▶ _Given task_:
Send back all the data below, exactly as given.

━━━━

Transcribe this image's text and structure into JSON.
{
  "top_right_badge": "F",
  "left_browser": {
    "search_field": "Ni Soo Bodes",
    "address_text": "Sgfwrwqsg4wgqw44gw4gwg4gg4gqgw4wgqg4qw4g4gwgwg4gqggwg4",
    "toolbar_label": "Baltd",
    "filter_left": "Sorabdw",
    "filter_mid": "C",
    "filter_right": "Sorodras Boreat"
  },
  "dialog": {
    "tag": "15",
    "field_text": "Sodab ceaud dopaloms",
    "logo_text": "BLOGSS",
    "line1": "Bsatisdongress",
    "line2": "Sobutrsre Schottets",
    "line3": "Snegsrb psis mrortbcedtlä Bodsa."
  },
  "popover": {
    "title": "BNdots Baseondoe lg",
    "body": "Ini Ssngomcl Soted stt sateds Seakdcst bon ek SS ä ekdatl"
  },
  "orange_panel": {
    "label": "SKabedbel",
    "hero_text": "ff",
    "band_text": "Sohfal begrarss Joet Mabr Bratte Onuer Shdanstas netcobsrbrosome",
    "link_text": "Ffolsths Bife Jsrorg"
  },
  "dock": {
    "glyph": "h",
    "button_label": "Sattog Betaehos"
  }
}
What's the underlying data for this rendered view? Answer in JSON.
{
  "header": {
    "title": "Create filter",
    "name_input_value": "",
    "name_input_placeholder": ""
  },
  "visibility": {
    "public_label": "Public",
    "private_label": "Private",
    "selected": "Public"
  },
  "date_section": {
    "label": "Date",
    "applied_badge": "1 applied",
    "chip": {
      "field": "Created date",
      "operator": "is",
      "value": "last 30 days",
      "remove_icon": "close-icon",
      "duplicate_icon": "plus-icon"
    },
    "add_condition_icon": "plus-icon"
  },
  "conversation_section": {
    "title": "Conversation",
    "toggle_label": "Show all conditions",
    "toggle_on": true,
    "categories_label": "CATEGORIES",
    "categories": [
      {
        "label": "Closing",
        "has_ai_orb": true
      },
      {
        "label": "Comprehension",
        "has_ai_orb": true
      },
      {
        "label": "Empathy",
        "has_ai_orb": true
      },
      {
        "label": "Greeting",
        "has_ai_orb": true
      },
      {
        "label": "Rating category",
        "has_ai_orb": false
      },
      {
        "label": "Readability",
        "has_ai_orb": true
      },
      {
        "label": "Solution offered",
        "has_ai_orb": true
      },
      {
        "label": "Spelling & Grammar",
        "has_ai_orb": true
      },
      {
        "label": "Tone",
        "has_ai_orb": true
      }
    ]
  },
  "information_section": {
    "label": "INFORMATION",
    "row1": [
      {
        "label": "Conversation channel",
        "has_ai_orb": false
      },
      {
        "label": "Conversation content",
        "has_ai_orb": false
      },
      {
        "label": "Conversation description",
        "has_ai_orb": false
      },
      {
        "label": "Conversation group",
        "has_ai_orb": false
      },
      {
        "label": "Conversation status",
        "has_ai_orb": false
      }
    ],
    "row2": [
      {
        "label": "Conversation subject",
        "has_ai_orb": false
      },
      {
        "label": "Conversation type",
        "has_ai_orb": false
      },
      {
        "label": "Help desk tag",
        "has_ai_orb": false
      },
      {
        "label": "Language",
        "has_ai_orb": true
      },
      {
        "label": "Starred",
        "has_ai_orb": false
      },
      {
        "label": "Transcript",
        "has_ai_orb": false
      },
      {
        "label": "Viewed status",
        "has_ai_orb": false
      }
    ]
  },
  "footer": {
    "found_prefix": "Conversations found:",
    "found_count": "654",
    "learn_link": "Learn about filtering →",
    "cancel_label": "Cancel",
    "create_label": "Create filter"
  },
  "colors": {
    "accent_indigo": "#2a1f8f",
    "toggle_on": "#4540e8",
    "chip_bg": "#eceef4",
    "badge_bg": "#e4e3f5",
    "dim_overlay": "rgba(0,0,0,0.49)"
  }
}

━━━━

▶ _Finished exercise_:
Transcribe this image's text and structure into JSON.
{
  "top_right_badge": "F",
  "left_browser": {
    "search_field": "Ni Soo Bodes",
    "address_text": "Sgfwrwqsg4wgqw44gw4gwg4gg4gqgw4wgqg4qw4g4gwgwg4gqggwg4",
    "toolbar_label": "Baltd",
    "filter_left": "Sorabdw",
    "filter_mid": "C",
    "filter_right": "Sorodras Boreat"
  },
  "dialog": {
    "tag": "15",
    "field_text": "Sodab ceaud dopaloms",
    "logo_text": "BLOGSS",
    "line1": "Bsatisdongress",
    "line2": "Sobutrsre Schottets",
    "line3": "Snegsrb psis mrortbcedtlä Bodsa."
  },
  "popover": {
    "title": "BNdots Baseondoe lg",
    "body": "Ini Ssngomcl Soted stt sateds Seakdcst bon ek SS ä ekdatl"
  },
  "orange_panel": {
    "label": "SKabedbel",
    "hero_text": "ff",
    "band_text": "Sohfal begrarss Joet Mabr Bratte Onuer Shdanstas netcobsrbrosome",
    "link_text": "Ffolsths Bife Jsrorg"
  },
  "dock": {
    "glyph": "h",
    "button_label": "Sattog Betaehos"
  }
}
What's the underlying data for this rendered view? Answer in JSON.
{
  "header": {
    "title": "Create filter",
    "name_input_value": "",
    "name_input_placeholder": ""
  },
  "visibility": {
    "public_label": "Public",
    "private_label": "Private",
    "selected": "Public"
  },
  "date_section": {
    "label": "Date",
    "applied_badge": "1 applied",
    "chip": {
      "field": "Created date",
      "operator": "is",
      "value": "last 30 days",
      "remove_icon": "close-icon",
      "duplicate_icon": "plus-icon"
    },
    "add_condition_icon": "plus-icon"
  },
  "conversation_section": {
    "title": "Conversation",
    "toggle_label": "Show all conditions",
    "toggle_on": true,
    "categories_label": "CATEGORIES",
    "categories": [
      {
        "label": "Closing",
        "has_ai_orb": true
      },
      {
        "label": "Comprehension",
        "has_ai_orb": true
      },
      {
        "label": "Empathy",
        "has_ai_orb": true
      },
      {
        "label": "Greeting",
        "has_ai_orb": true
      },
      {
        "label": "Rating category",
        "has_ai_orb": false
      },
      {
        "label": "Readability",
        "has_ai_orb": true
      },
      {
        "label": "Solution offered",
        "has_ai_orb": true
      },
      {
        "label": "Spelling & Grammar",
        "has_ai_orb": true
      },
      {
        "label": "Tone",
        "has_ai_orb": true
      }
    ]
  },
  "information_section": {
    "label": "INFORMATION",
    "row1": [
      {
        "label": "Conversation channel",
        "has_ai_orb": false
      },
      {
        "label": "Conversation content",
        "has_ai_orb": false
      },
      {
        "label": "Conversation description",
        "has_ai_orb": false
      },
      {
        "label": "Conversation group",
        "has_ai_orb": false
      },
      {
        "label": "Conversation status",
        "has_ai_orb": false
      }
    ],
    "row2": [
      {
        "label": "Conversation subject",
        "has_ai_orb": false
      },
      {
        "label": "Conversation type",
        "has_ai_orb": false
      },
      {
        "label": "Help desk tag",
        "has_ai_orb": false
      },
      {
        "label": "Language",
        "has_ai_orb": true
      },
      {
        "label": "Starred",
        "has_ai_orb": false
      },
      {
        "label": "Transcript",
        "has_ai_orb": false
      },
      {
        "label": "Viewed status",
        "has_ai_orb": false
      }
    ]
  },
  "footer": {
    "found_prefix": "Conversations found:",
    "found_count": "654",
    "learn_link": "Learn about filtering →",
    "cancel_label": "Cancel",
    "create_label": "Create filter"
  },
  "colors": {
    "accent_indigo": "#2a1f8f",
    "toggle_on": "#4540e8",
    "chip_bg": "#eceef4",
    "badge_bg": "#e4e3f5",
    "dim_overlay": "rgba(0,0,0,0.49)"
  }
}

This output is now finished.